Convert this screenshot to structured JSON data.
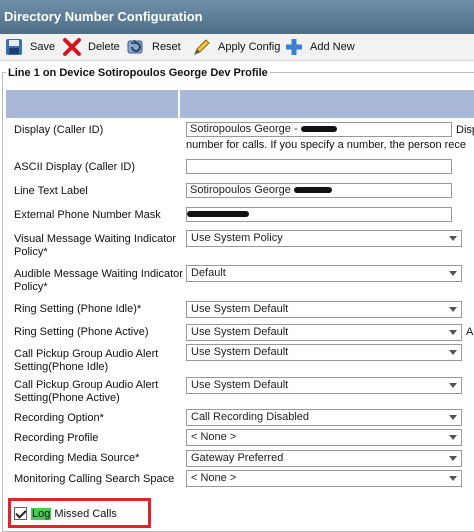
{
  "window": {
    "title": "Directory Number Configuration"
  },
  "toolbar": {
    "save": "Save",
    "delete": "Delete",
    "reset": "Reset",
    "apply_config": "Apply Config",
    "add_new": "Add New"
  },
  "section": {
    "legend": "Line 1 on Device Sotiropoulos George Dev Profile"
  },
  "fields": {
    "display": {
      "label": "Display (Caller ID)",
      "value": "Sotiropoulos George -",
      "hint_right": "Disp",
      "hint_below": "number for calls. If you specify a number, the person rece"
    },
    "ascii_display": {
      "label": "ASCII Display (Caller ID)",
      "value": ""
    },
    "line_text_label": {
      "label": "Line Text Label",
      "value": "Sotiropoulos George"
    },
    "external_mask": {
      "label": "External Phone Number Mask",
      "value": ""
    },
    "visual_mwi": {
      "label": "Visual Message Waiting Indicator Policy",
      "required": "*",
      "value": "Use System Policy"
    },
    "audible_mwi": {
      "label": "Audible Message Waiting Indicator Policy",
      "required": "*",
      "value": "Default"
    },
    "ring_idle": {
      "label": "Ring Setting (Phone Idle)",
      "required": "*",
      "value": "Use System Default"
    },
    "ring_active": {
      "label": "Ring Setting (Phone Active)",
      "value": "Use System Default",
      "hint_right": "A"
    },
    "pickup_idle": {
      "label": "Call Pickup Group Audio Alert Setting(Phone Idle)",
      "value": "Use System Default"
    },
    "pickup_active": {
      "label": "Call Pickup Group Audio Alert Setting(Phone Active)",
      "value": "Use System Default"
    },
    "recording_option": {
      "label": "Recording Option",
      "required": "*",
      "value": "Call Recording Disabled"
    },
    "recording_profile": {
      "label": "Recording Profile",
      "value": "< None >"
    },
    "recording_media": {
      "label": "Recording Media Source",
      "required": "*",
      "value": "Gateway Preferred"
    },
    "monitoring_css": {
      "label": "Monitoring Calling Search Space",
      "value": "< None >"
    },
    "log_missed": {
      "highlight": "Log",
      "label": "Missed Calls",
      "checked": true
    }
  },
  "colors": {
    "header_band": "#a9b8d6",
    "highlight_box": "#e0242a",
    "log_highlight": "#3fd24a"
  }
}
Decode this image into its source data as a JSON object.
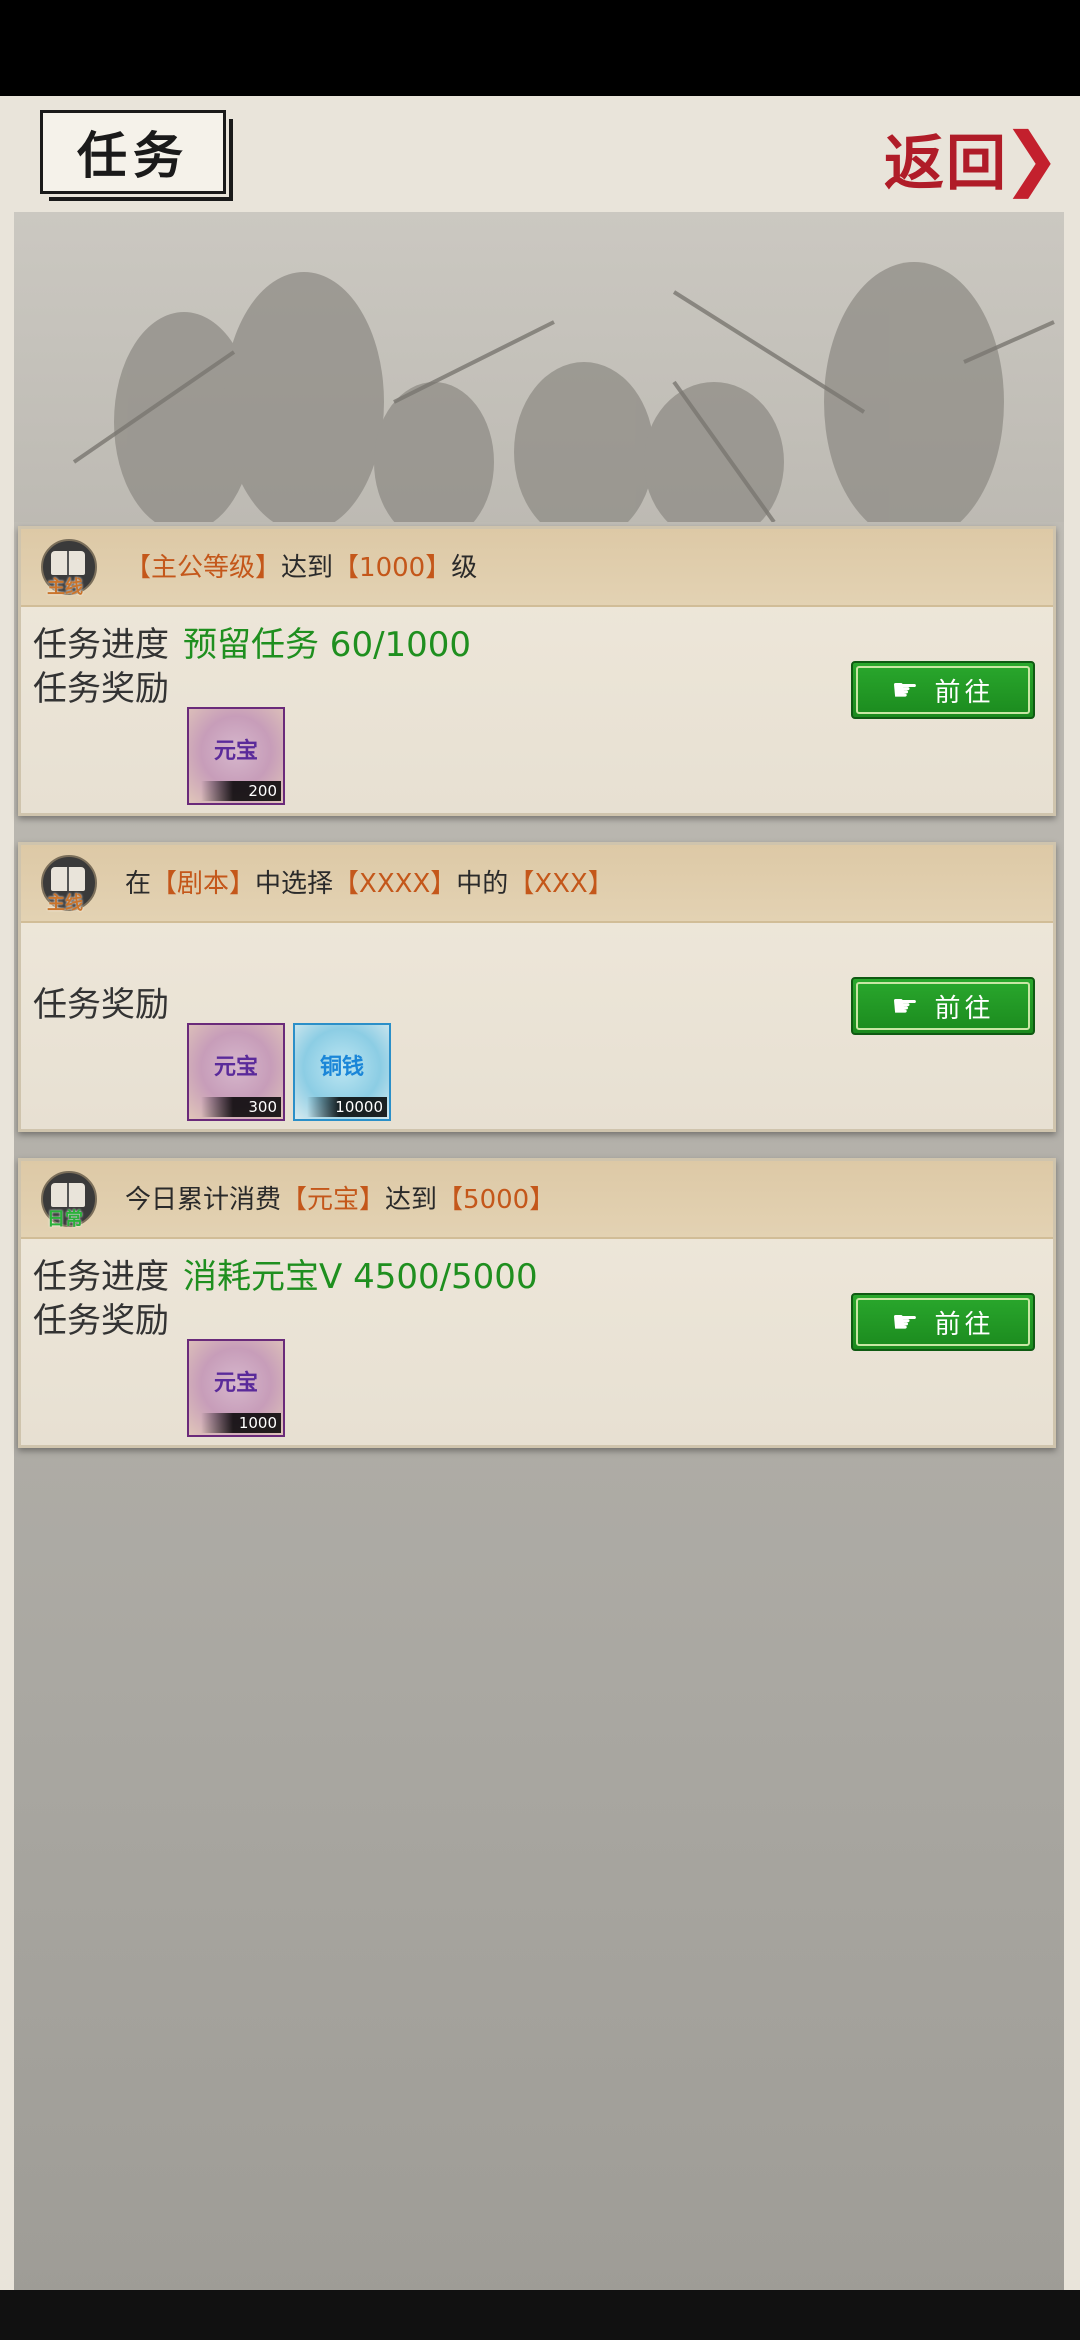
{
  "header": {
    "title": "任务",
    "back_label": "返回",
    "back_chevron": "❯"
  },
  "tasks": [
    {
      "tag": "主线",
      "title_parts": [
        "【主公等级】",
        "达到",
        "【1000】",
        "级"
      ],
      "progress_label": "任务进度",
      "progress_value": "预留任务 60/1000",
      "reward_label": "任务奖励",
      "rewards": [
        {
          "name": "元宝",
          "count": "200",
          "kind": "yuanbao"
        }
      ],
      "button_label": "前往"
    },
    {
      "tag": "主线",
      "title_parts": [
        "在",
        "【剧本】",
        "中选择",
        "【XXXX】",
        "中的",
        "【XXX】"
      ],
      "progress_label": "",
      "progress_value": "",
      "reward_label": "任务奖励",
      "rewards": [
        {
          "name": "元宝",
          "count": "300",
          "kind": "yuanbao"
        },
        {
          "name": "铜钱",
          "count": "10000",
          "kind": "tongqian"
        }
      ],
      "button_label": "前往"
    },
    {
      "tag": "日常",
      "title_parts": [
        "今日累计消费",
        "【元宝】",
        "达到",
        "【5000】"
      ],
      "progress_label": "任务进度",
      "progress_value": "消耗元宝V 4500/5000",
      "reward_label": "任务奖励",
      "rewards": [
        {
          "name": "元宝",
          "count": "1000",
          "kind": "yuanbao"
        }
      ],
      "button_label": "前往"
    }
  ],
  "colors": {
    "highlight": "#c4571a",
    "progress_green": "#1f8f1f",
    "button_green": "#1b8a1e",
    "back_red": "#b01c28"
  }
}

★ ★ ★ ★

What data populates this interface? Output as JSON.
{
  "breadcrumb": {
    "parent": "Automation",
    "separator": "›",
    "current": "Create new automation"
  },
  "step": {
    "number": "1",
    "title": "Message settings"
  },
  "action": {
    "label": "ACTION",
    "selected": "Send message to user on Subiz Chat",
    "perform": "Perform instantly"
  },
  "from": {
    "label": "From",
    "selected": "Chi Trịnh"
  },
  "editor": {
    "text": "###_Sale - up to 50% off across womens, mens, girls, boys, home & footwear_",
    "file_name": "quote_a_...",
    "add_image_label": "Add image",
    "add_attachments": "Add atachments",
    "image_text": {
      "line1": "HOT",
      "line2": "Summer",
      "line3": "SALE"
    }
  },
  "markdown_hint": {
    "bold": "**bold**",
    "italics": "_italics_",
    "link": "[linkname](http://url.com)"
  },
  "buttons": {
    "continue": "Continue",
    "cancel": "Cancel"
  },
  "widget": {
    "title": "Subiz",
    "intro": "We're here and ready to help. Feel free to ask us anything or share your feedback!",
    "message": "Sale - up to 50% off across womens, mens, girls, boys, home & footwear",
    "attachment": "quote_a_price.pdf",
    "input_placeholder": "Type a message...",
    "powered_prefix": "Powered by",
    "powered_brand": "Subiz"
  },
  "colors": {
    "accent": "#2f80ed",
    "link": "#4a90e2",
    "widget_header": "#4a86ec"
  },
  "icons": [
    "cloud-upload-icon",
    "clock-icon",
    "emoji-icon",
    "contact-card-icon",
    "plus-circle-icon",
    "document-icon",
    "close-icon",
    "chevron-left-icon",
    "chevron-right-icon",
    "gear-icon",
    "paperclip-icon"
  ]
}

★ ★ ★ ★

# Exercise
In the records above, find each line holding "Phone" and copy it.

# Task answer
      "label": "External Phone Number Mask",
      "label": "Ring Setting (Phone Idle)",
      "label": "Ring Setting (Phone Active)",
      "label": "Call Pickup Group Audio Alert Setting(Phone Idle)",
      "label": "Call Pickup Group Audio Alert Setting(Phone Active)",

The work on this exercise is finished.